### [Problem statement]
Rewrite the lines of the records below, replacing "bounding box" with "bounding rectangle" everywhere and keeping everything else the same. Leave the pictures out of your answer.

### [A block of data]
-- start --

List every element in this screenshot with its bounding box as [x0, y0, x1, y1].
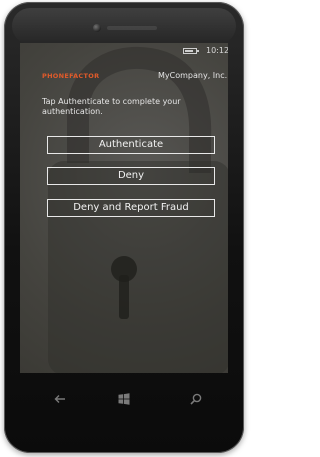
front-camera	[93, 24, 101, 32]
company-name: MyCompany, Inc.	[158, 71, 228, 80]
phone-device: 10:12 PHONEFACTOR MyCompany, Inc. Tap Au…	[4, 2, 244, 453]
deny-button[interactable]: Deny	[47, 167, 215, 185]
instruction-text: Tap Authenticate to complete your authen…	[42, 97, 181, 116]
hardware-nav-bar	[20, 386, 228, 410]
status-bar: 10:12	[20, 43, 228, 59]
deny-and-report-fraud-button[interactable]: Deny and Report Fraud	[47, 199, 215, 217]
phone-screen: 10:12 PHONEFACTOR MyCompany, Inc. Tap Au…	[20, 43, 228, 373]
back-arrow-icon[interactable]	[54, 390, 66, 409]
app-name: PHONEFACTOR	[42, 72, 100, 80]
windows-logo-icon[interactable]	[118, 390, 130, 409]
battery-icon	[183, 48, 199, 54]
authenticate-button[interactable]: Authenticate	[47, 136, 215, 154]
search-icon[interactable]	[190, 390, 202, 409]
earpiece-speaker	[107, 26, 157, 30]
status-time: 10:12	[206, 46, 228, 55]
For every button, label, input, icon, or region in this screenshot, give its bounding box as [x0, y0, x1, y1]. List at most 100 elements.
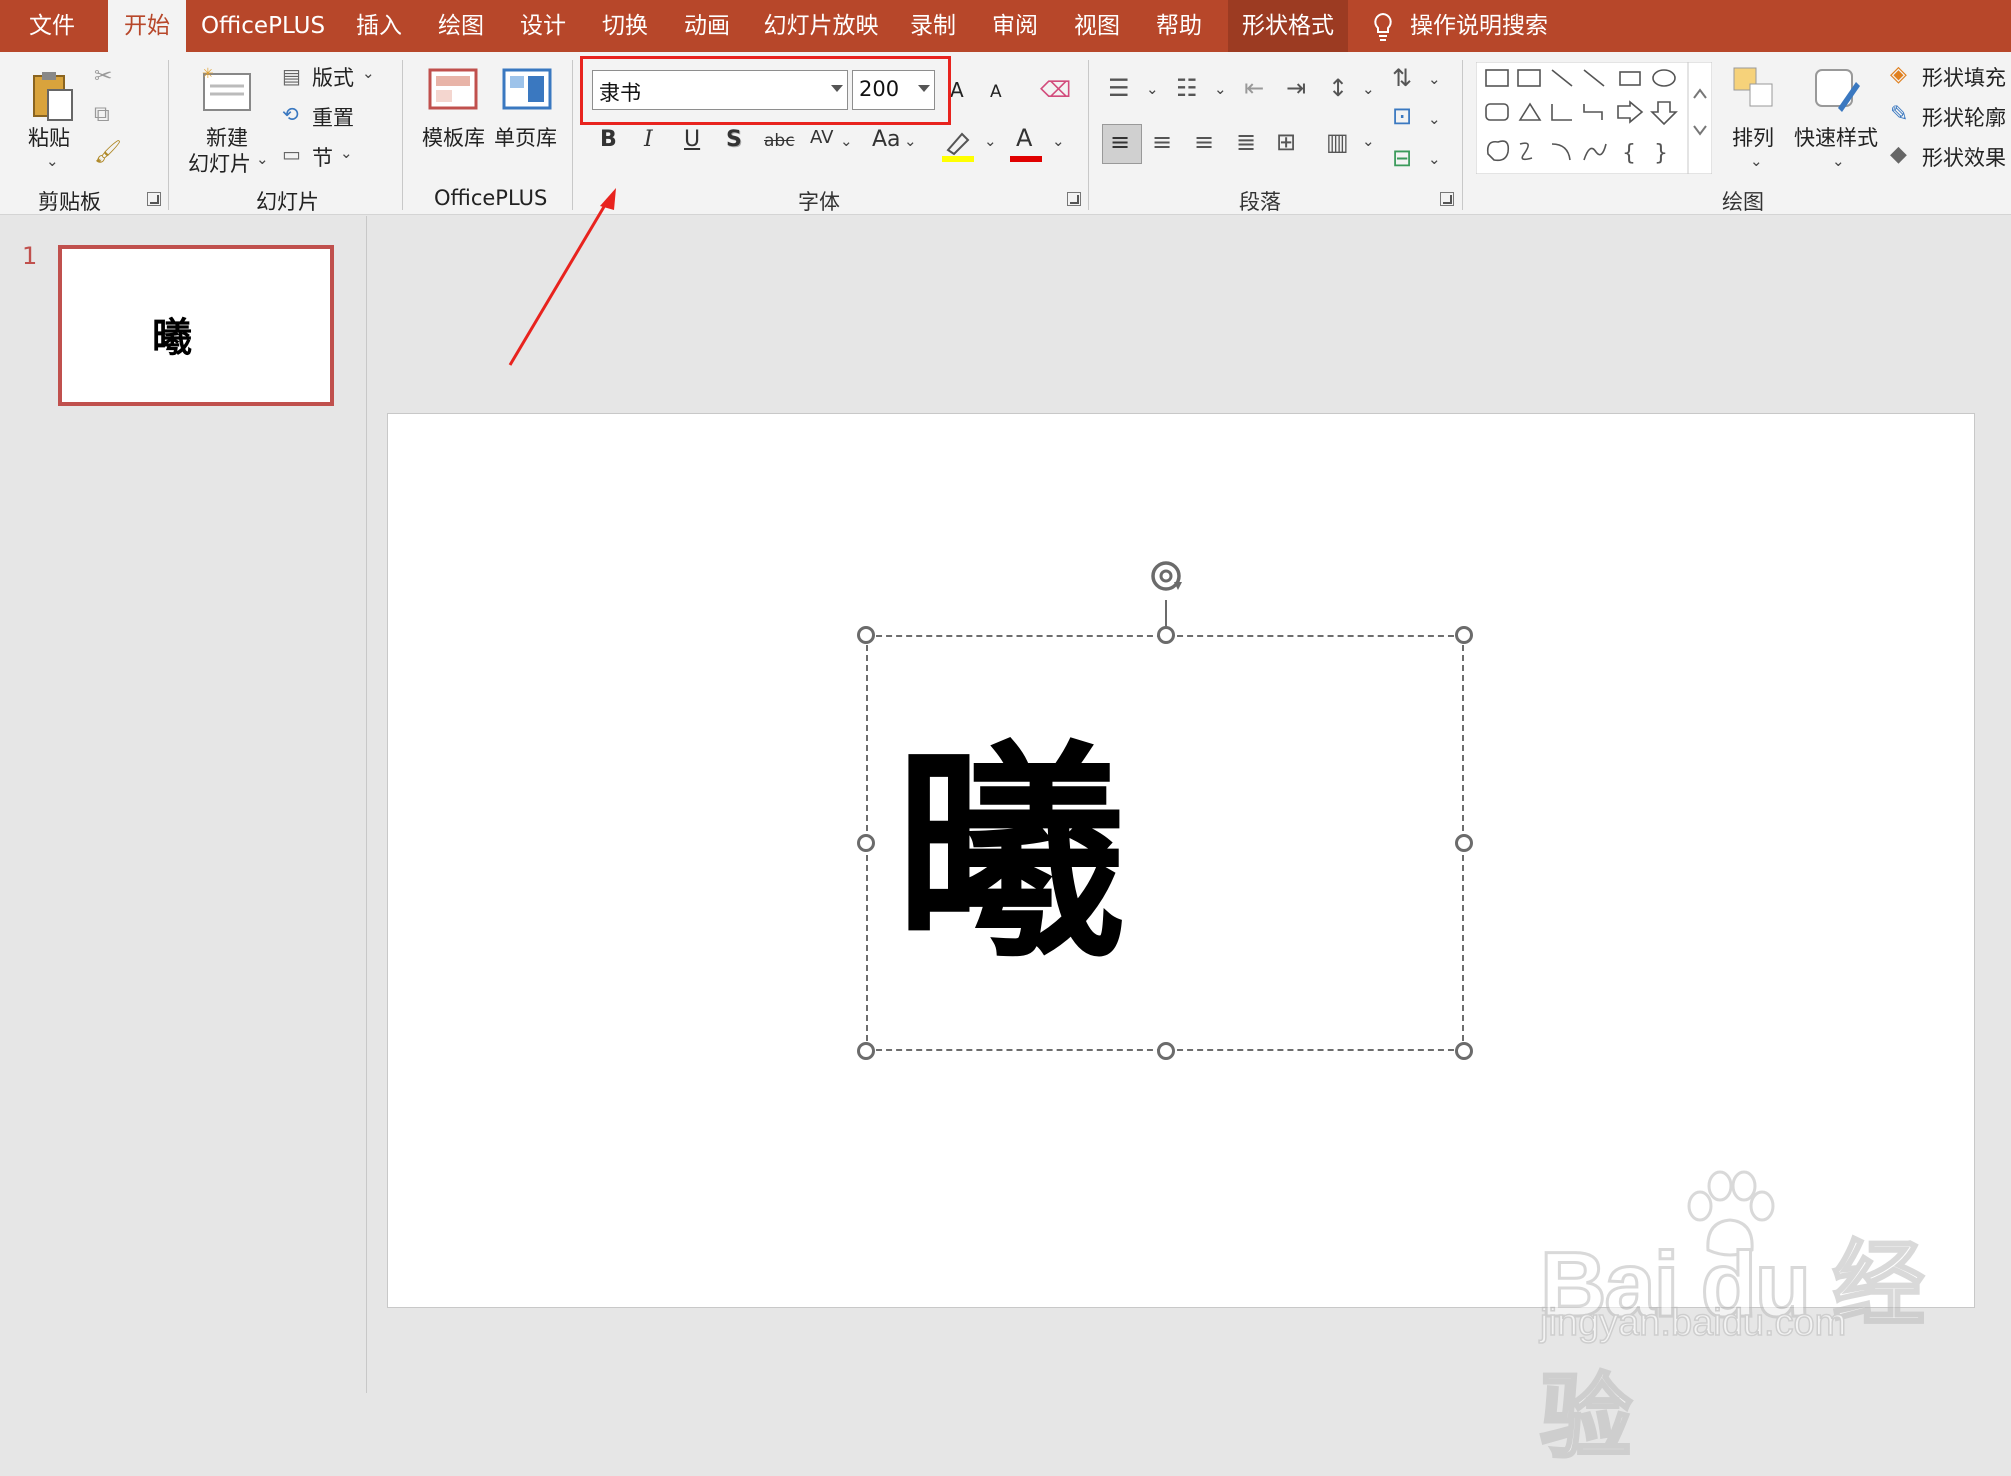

-- end --

### [Answer to this exercise]
List every element in this screenshot with its bounding rectangle as [x0, y0, x1, y1].
front-camera	[93, 24, 101, 32]
company-name: MyCompany, Inc.	[158, 71, 228, 80]
phone-device: 10:12 PHONEFACTOR MyCompany, Inc. Tap Au…	[4, 2, 244, 453]
deny-button[interactable]: Deny	[47, 167, 215, 185]
instruction-text: Tap Authenticate to complete your authen…	[42, 97, 181, 116]
hardware-nav-bar	[20, 386, 228, 410]
status-bar: 10:12	[20, 43, 228, 59]
deny-and-report-fraud-button[interactable]: Deny and Report Fraud	[47, 199, 215, 217]
phone-screen: 10:12 PHONEFACTOR MyCompany, Inc. Tap Au…	[20, 43, 228, 373]
back-arrow-icon[interactable]	[54, 390, 66, 409]
app-name: PHONEFACTOR	[42, 72, 100, 80]
windows-logo-icon[interactable]	[118, 390, 130, 409]
battery-icon	[183, 48, 199, 54]
authenticate-button[interactable]: Authenticate	[47, 136, 215, 154]
search-icon[interactable]	[190, 390, 202, 409]
earpiece-speaker	[107, 26, 157, 30]
status-time: 10:12	[206, 46, 228, 55]
For every button, label, input, icon, or region in this screenshot, give its bounding rectangle as [x0, y0, x1, y1]. List at most 100 elements.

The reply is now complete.